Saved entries
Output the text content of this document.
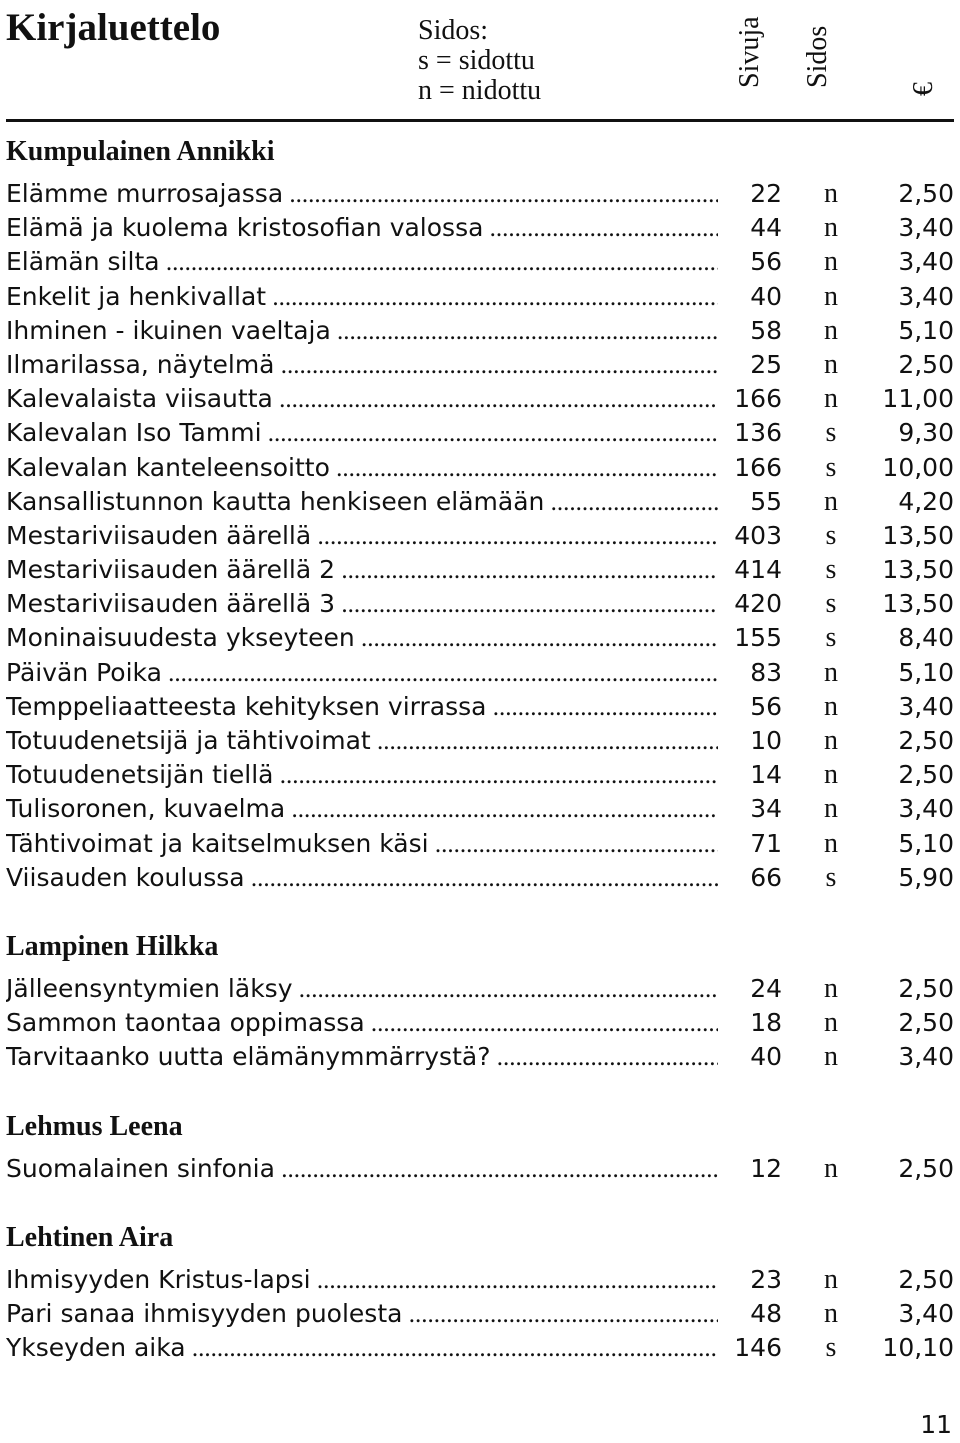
Kirjaluettelo	Sidos:
s = sidottu
n = nidottu
Sivuja Sidos
€
Kumpulainen Annikki
Elämme murrosajassa .....	22	n	2,50
Elämä ja kuolema kristosofian valossa .....	44	n	3,40
Elämän silta .....	56	n	3,40
Enkelit ja henkivallat .....	40	n	3,40
Ihminen - ikuinen vaeltaja .....	58	n	5,10
Ilmarilassa, näytelmä .....	25	n	2,50
Kalevalaista viisautta .....	166	n	11,00
Kalevalan Iso Tammi .....	136	s	9,30
Kalevalan kanteleensoitto .....	166	s	10,00
Kansallistunnon kautta henkiseen elämään .....	55	n	4,20
Mestariviisauden äärellä .....	403	s	13,50
Mestariviisauden äärellä 2 .....	414	s	13,50
Mestariviisauden äärellä 3 .....	420	s	13,50
Moninaisuudesta ykseyteen .....	155	s	8,40
Päivän Poika .....	83	n	5,10
Temppeliaatteesta kehityksen virrassa .....	56	n	3,40
Totuudenetsijä ja tähtivoimat .....	10	n	2,50
Totuudenetsijän tiellä .....	14	n	2,50
Tulisoronen, kuvaelma .....	34	n	3,40
Tähtivoimat ja kaitselmuksen käsi .....	71	n	5,10
Viisauden koulussa .....	66	s	5,90
Lampinen Hilkka
Jälleensyntymien läksy .....	24	n	2,50
Sammon taontaa oppimassa .....	18	n	2,50
Tarvitaanko uutta elämänymmärrystä? .....	40	n	3,40
Lehmus Leena
Suomalainen sinfonia .....	12	n	2,50
Lehtinen Aira
Ihmisyyden Kristus-lapsi .....	23	n	2,50
Pari sanaa ihmisyyden puolesta .....	48	n	3,40
Ykseyden aika .....	146	s	10,10
11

- **Instruction**
Set down all the data again exactly as above, pictures excluded.

- **Exercise response**
Output the text content of this document.
Kirjaluettelo	Sidos:
s = sidottu
n = nidottu
Sivuja Sidos
€
Kumpulainen Annikki
Elämme murrosajassa .....	22	n	2,50
Elämä ja kuolema kristosofian valossa .....	44	n	3,40
Elämän silta .....	56	n	3,40
Enkelit ja henkivallat .....	40	n	3,40
Ihminen - ikuinen vaeltaja .....	58	n	5,10
Ilmarilassa, näytelmä .....	25	n	2,50
Kalevalaista viisautta .....	166	n	11,00
Kalevalan Iso Tammi .....	136	s	9,30
Kalevalan kanteleensoitto .....	166	s	10,00
Kansallistunnon kautta henkiseen elämään .....	55	n	4,20
Mestariviisauden äärellä .....	403	s	13,50
Mestariviisauden äärellä 2 .....	414	s	13,50
Mestariviisauden äärellä 3 .....	420	s	13,50
Moninaisuudesta ykseyteen .....	155	s	8,40
Päivän Poika .....	83	n	5,10
Temppeliaatteesta kehityksen virrassa .....	56	n	3,40
Totuudenetsijä ja tähtivoimat .....	10	n	2,50
Totuudenetsijän tiellä .....	14	n	2,50
Tulisoronen, kuvaelma .....	34	n	3,40
Tähtivoimat ja kaitselmuksen käsi .....	71	n	5,10
Viisauden koulussa .....	66	s	5,90
Lampinen Hilkka
Jälleensyntymien läksy .....	24	n	2,50
Sammon taontaa oppimassa .....	18	n	2,50
Tarvitaanko uutta elämänymmärrystä? .....	40	n	3,40
Lehmus Leena
Suomalainen sinfonia .....	12	n	2,50
Lehtinen Aira
Ihmisyyden Kristus-lapsi .....	23	n	2,50
Pari sanaa ihmisyyden puolesta .....	48	n	3,40
Ykseyden aika .....	146	s	10,10
11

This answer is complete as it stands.